**TASK GOAL:**
Pictures do not belong in the copy. Write out exactly the lines from the one containing "Transcribe this image's" through the end of the data.

**DATA RECORDS:**

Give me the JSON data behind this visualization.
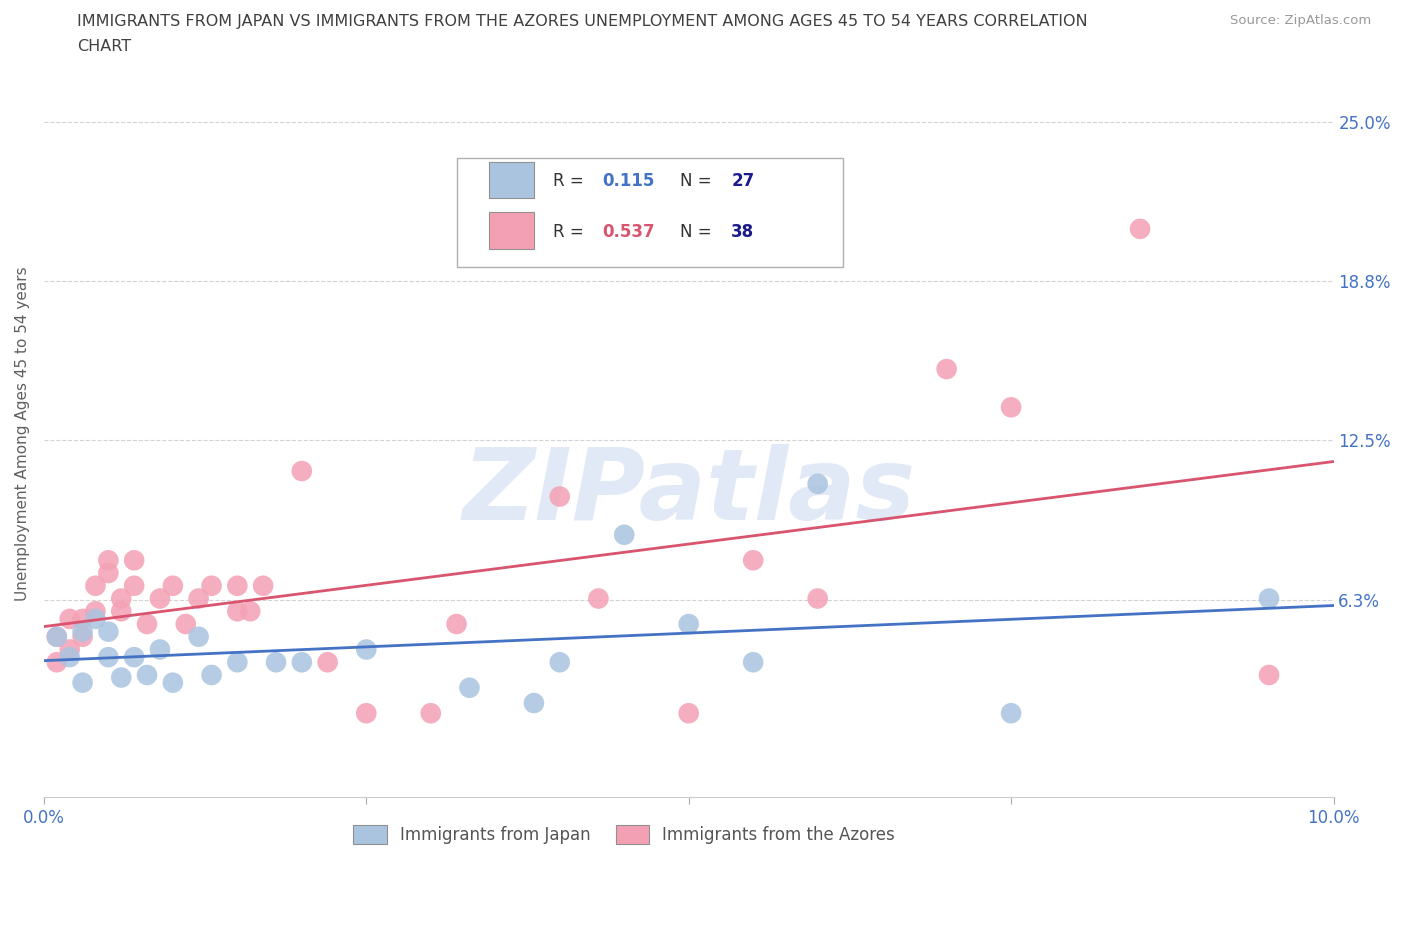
{
  "title_line1": "IMMIGRANTS FROM JAPAN VS IMMIGRANTS FROM THE AZORES UNEMPLOYMENT AMONG AGES 45 TO 54 YEARS CORRELATION",
  "title_line2": "CHART",
  "source": "Source: ZipAtlas.com",
  "ylabel": "Unemployment Among Ages 45 to 54 years",
  "x_min": 0.0,
  "x_max": 0.1,
  "y_min": -0.015,
  "y_max": 0.27,
  "yticks": [
    0.0625,
    0.125,
    0.1875,
    0.25
  ],
  "ytick_labels": [
    "6.3%",
    "12.5%",
    "18.8%",
    "25.0%"
  ],
  "xticks": [
    0.0,
    0.025,
    0.05,
    0.075,
    0.1
  ],
  "xtick_labels": [
    "0.0%",
    "",
    "",
    "",
    "10.0%"
  ],
  "japan_R": 0.115,
  "japan_N": 27,
  "azores_R": 0.537,
  "azores_N": 38,
  "japan_color": "#aac4e0",
  "azores_color": "#f4a0b4",
  "japan_line_color": "#4472c4",
  "azores_line_color": "#d9546e",
  "japan_scatter_x": [
    0.001,
    0.002,
    0.003,
    0.003,
    0.004,
    0.005,
    0.005,
    0.006,
    0.007,
    0.008,
    0.009,
    0.01,
    0.012,
    0.013,
    0.015,
    0.018,
    0.02,
    0.025,
    0.033,
    0.038,
    0.04,
    0.045,
    0.05,
    0.055,
    0.06,
    0.075,
    0.095
  ],
  "japan_scatter_y": [
    0.048,
    0.04,
    0.05,
    0.03,
    0.055,
    0.04,
    0.05,
    0.032,
    0.04,
    0.033,
    0.043,
    0.03,
    0.048,
    0.033,
    0.038,
    0.038,
    0.038,
    0.043,
    0.028,
    0.022,
    0.038,
    0.088,
    0.053,
    0.038,
    0.108,
    0.018,
    0.063
  ],
  "azores_scatter_x": [
    0.001,
    0.001,
    0.002,
    0.002,
    0.003,
    0.003,
    0.004,
    0.004,
    0.005,
    0.005,
    0.006,
    0.006,
    0.007,
    0.007,
    0.008,
    0.009,
    0.01,
    0.011,
    0.012,
    0.013,
    0.015,
    0.015,
    0.016,
    0.017,
    0.02,
    0.022,
    0.025,
    0.03,
    0.032,
    0.04,
    0.043,
    0.05,
    0.055,
    0.06,
    0.07,
    0.075,
    0.085,
    0.095
  ],
  "azores_scatter_y": [
    0.048,
    0.038,
    0.055,
    0.043,
    0.048,
    0.055,
    0.058,
    0.068,
    0.078,
    0.073,
    0.058,
    0.063,
    0.068,
    0.078,
    0.053,
    0.063,
    0.068,
    0.053,
    0.063,
    0.068,
    0.058,
    0.068,
    0.058,
    0.068,
    0.113,
    0.038,
    0.018,
    0.018,
    0.053,
    0.103,
    0.063,
    0.018,
    0.078,
    0.063,
    0.153,
    0.138,
    0.208,
    0.033
  ],
  "watermark": "ZIPatlas",
  "legend_label_japan": "Immigrants from Japan",
  "legend_label_azores": "Immigrants from the Azores",
  "background_color": "#ffffff",
  "grid_color": "#c8c8c8",
  "title_color": "#404040",
  "axis_label_color": "#606060",
  "tick_color": "#4472c4",
  "r_value_color_japan": "#4472c4",
  "r_value_color_azores": "#d9546e",
  "n_value_color": "#1a1a8c"
}
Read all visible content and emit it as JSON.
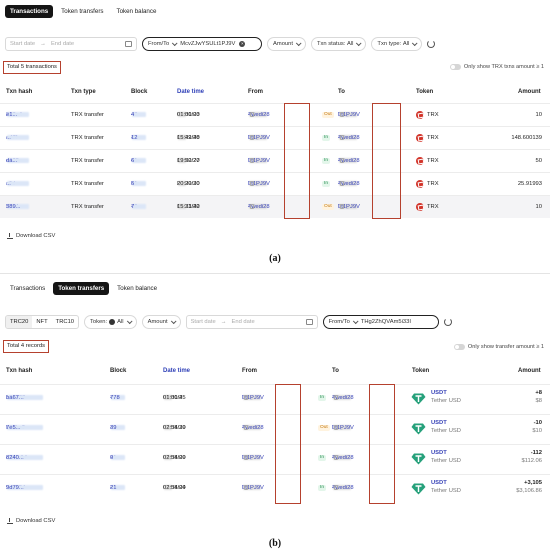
{
  "panel_a": {
    "tabs": [
      {
        "label": "Transactions",
        "active": true
      },
      {
        "label": "Token transfers",
        "active": false
      },
      {
        "label": "Token balance",
        "active": false
      }
    ],
    "filters": {
      "start_date_placeholder": "Start date",
      "end_date_placeholder": "End date",
      "from_to_label": "From/To",
      "from_to_value": "McvZJwYSULt1PJ9V",
      "amount_label": "Amount",
      "status_label": "Txn status:",
      "status_value": "All",
      "type_label": "Txn type:",
      "type_value": "All"
    },
    "total_text": "Total 5 transactions",
    "toggle_text": "Only show TRX txns amount ≥ 1",
    "columns": [
      "Txn hash",
      "Txn type",
      "Block",
      "Date time",
      "From",
      "",
      "To",
      "Token",
      "Amount"
    ],
    "rows": [
      {
        "hash_start": "2d3a4",
        "hash_end": "e1...",
        "type": "TRX transfer",
        "block_start": "43",
        "block_end": "4",
        "date_start": "08/30/20",
        "time": "01:01:03",
        "from_start": "TRz",
        "from_end": "4wedi28",
        "dir": "Out",
        "to_start": "THg",
        "to_end": "Lt1PJ9V",
        "token": "TRX",
        "amount": "10"
      },
      {
        "hash_start": "e47f",
        "hash_end": "...",
        "type": "TRX transfer",
        "block_start": "4",
        "block_end": "12",
        "date_start": "08/22/20",
        "time": "15:49:48",
        "from_start": "THg",
        "from_end": "Lt1PJ9V",
        "dir": "In",
        "to_start": "TRz",
        "to_end": "4wedi28",
        "token": "TRX",
        "amount": "148.600139"
      },
      {
        "hash_start": "e038",
        "hash_end": "da...",
        "type": "TRX transfer",
        "block_start": "41",
        "block_end": "6",
        "date_start": "06/22/20",
        "time": "19:50:27",
        "from_start": "THg",
        "from_end": "Lt1PJ9V",
        "dir": "In",
        "to_start": "TRz",
        "to_end": "4wedi28",
        "token": "TRX",
        "amount": "50"
      },
      {
        "hash_start": "c6d",
        "hash_end": "...",
        "type": "TRX transfer",
        "block_start": "41",
        "block_end": "5",
        "date_start": "06/09/20",
        "time": "20:20:30",
        "from_start": "THg",
        "from_end": "Lt1PJ9V",
        "dir": "In",
        "to_start": "TRz",
        "to_end": "4wedi28",
        "token": "TRX",
        "amount": "25.91993"
      },
      {
        "hash_start": "90c4",
        "hash_end": "389...",
        "type": "TRX transfer",
        "block_start": "40",
        "block_end": "7",
        "date_start": "05/23/20",
        "time": "15:31:42",
        "from_start": "TR",
        "from_end": "4wedi28",
        "dir": "Out",
        "to_start": "THg",
        "to_end": "Lt1PJ9V",
        "token": "TRX",
        "amount": "10"
      }
    ],
    "download_label": "Download CSV",
    "caption": "(a)"
  },
  "panel_b": {
    "tabs": [
      {
        "label": "Transactions",
        "active": false
      },
      {
        "label": "Token transfers",
        "active": true
      },
      {
        "label": "Token balance",
        "active": false
      }
    ],
    "filters": {
      "std_tabs": [
        "TRC20",
        "NFT",
        "TRC10"
      ],
      "token_label": "Token:",
      "token_value": "All",
      "amount_label": "Amount",
      "start_date_placeholder": "Start date",
      "end_date_placeholder": "End date",
      "from_to_label": "From/To",
      "from_to_value": "THg2ZhQVAm5i33I"
    },
    "total_text": "Total 4 records",
    "toggle_text": "Only show transfer amount ≥ 1",
    "columns": [
      "Txn hash",
      "Block",
      "Date time",
      "From",
      "",
      "To",
      "Token",
      "Amount"
    ],
    "rows": [
      {
        "hash_start": "138238",
        "hash_end": "ba67...",
        "block_start": "4",
        "block_end": "778",
        "date_start": "08/30/2",
        "time": "01:01:45",
        "from_start": "THg",
        "from_end": "Lt1PJ9V",
        "dir": "In",
        "to_start": "TRz",
        "to_end": "4wedi28",
        "token": "USDT",
        "token_sub": "Tether USD",
        "amount": "+8",
        "amount_usd": "$8"
      },
      {
        "hash_start": "b82bc3",
        "hash_end": "7e5...",
        "block_start": "41",
        "block_end": "39",
        "date_start": "06/04/20",
        "time": "02:58:39",
        "from_start": "TR",
        "from_end": "4wedi28",
        "dir": "Out",
        "to_start": "THg",
        "to_end": "Lt1PJ9V",
        "token": "USDT",
        "token_sub": "Tether USD",
        "amount": "-10",
        "amount_usd": "$10"
      },
      {
        "hash_start": "c327dbf",
        "hash_end": "8240...",
        "block_start": "41",
        "block_end": "9",
        "date_start": "06/04/20",
        "time": "02:58:09",
        "from_start": "THg",
        "from_end": "Lt1PJ9V",
        "dir": "In",
        "to_start": "TR",
        "to_end": "4wedi28",
        "token": "USDT",
        "token_sub": "Tether USD",
        "amount": "-112",
        "amount_usd": "$112.06"
      },
      {
        "hash_start": "5da154",
        "hash_end": "9d79...",
        "block_start": "41",
        "block_end": "21",
        "date_start": "06/04/20",
        "time": "02:58:04",
        "from_start": "THg",
        "from_end": "Lt1PJ9V",
        "dir": "In",
        "to_start": "TR",
        "to_end": "4wedi28",
        "token": "USDT",
        "token_sub": "Tether USD",
        "amount": "+3,105",
        "amount_usd": "$3,106.86"
      }
    ],
    "download_label": "Download CSV",
    "caption": "(b)"
  },
  "colors": {
    "highlight": "#b5412e",
    "link": "#3a45b8",
    "trx_red": "#d2342a",
    "usdt_green": "#26a17b"
  },
  "icons": [
    "calendar-icon",
    "clear-icon",
    "refresh-icon",
    "copy-icon",
    "trx-token-icon",
    "usdt-token-icon",
    "download-icon"
  ]
}
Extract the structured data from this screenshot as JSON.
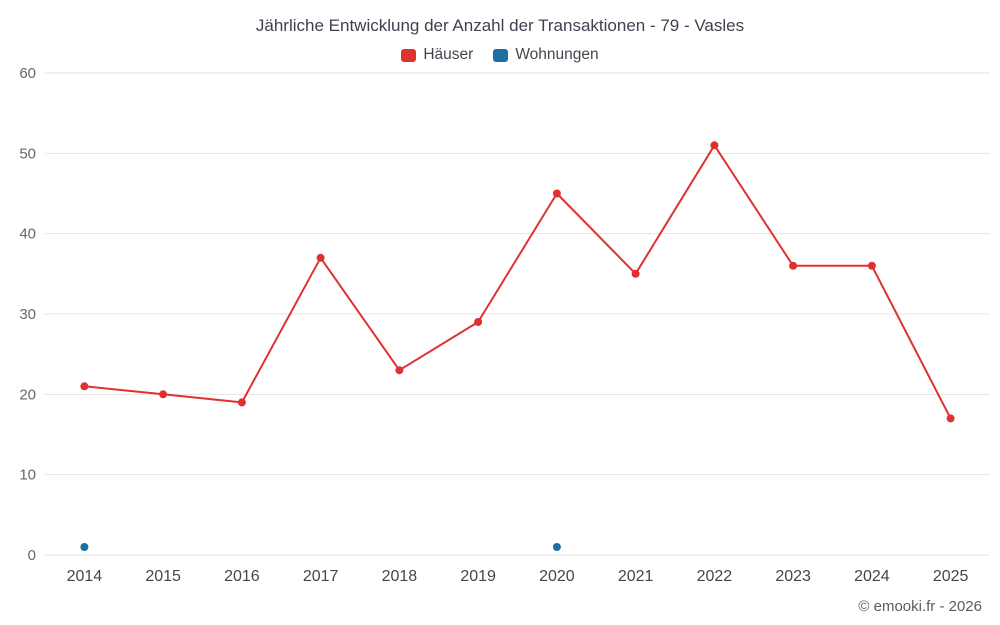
{
  "title": "Jährliche Entwicklung der Anzahl der Transaktionen - 79 - Vasles",
  "legend": [
    {
      "label": "Häuser",
      "color": "#e03131"
    },
    {
      "label": "Wohnungen",
      "color": "#1c6ea4"
    }
  ],
  "footer": "© emooki.fr - 2026",
  "chart_data": {
    "type": "line",
    "title": "Jährliche Entwicklung der Anzahl der Transaktionen - 79 - Vasles",
    "categories": [
      "2014",
      "2015",
      "2016",
      "2017",
      "2018",
      "2019",
      "2020",
      "2021",
      "2022",
      "2023",
      "2024",
      "2025"
    ],
    "series": [
      {
        "name": "Häuser",
        "key": "haeuser",
        "color": "#e03131",
        "values": [
          21,
          20,
          19,
          37,
          23,
          29,
          45,
          35,
          51,
          36,
          36,
          17
        ]
      },
      {
        "name": "Wohnungen",
        "key": "wohnungen",
        "color": "#1c6ea4",
        "values": [
          1,
          null,
          null,
          null,
          null,
          null,
          1,
          null,
          null,
          null,
          null,
          null
        ]
      }
    ],
    "xlabel": "",
    "ylabel": "",
    "ylim": [
      0,
      60
    ],
    "yticks": [
      0,
      10,
      20,
      30,
      40,
      50,
      60
    ],
    "grid": true,
    "legend_position": "top"
  }
}
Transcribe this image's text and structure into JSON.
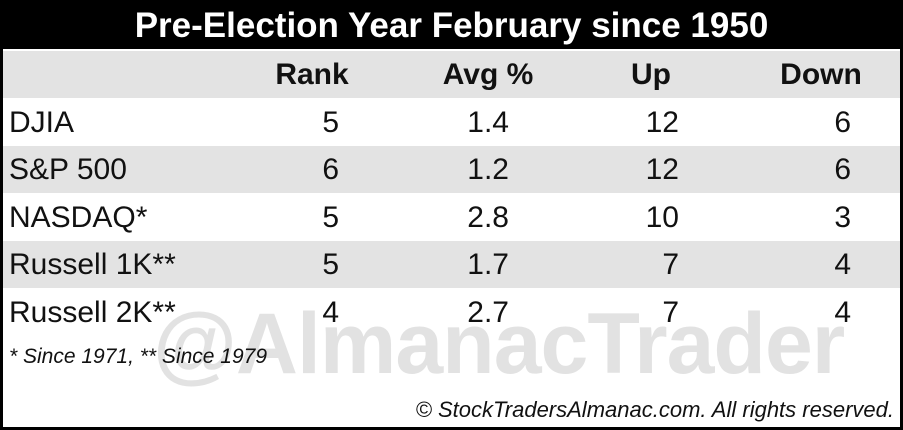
{
  "header": {
    "title": "Pre-Election Year February since 1950"
  },
  "table": {
    "columns": [
      "Rank",
      "Avg %",
      "Up",
      "Down"
    ],
    "rows": [
      [
        "DJIA",
        5,
        1.4,
        12,
        6
      ],
      [
        "S&P 500",
        6,
        1.2,
        12,
        6
      ],
      [
        "NASDAQ*",
        5,
        2.8,
        10,
        3
      ],
      [
        "Russell 1K**",
        5,
        1.7,
        7,
        4
      ],
      [
        "Russell 2K**",
        4,
        2.7,
        7,
        4
      ]
    ]
  },
  "footnote": "* Since 1971, ** Since 1979",
  "watermark": "@AlmanacTrader",
  "copyright": "© StockTradersAlmanac.com. All rights reserved."
}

**TASK ANSWER:**
Transcribe this image's text and structure into JSON.
{
  "header": {
    "title": "Pre-Election Year February since 1950"
  },
  "table": {
    "columns": [
      "Rank",
      "Avg %",
      "Up",
      "Down"
    ],
    "rows": [
      [
        "DJIA",
        5,
        1.4,
        12,
        6
      ],
      [
        "S&P 500",
        6,
        1.2,
        12,
        6
      ],
      [
        "NASDAQ*",
        5,
        2.8,
        10,
        3
      ],
      [
        "Russell 1K**",
        5,
        1.7,
        7,
        4
      ],
      [
        "Russell 2K**",
        4,
        2.7,
        7,
        4
      ]
    ]
  },
  "footnote": "* Since 1971, ** Since 1979",
  "watermark": "@AlmanacTrader",
  "copyright": "© StockTradersAlmanac.com. All rights reserved."
}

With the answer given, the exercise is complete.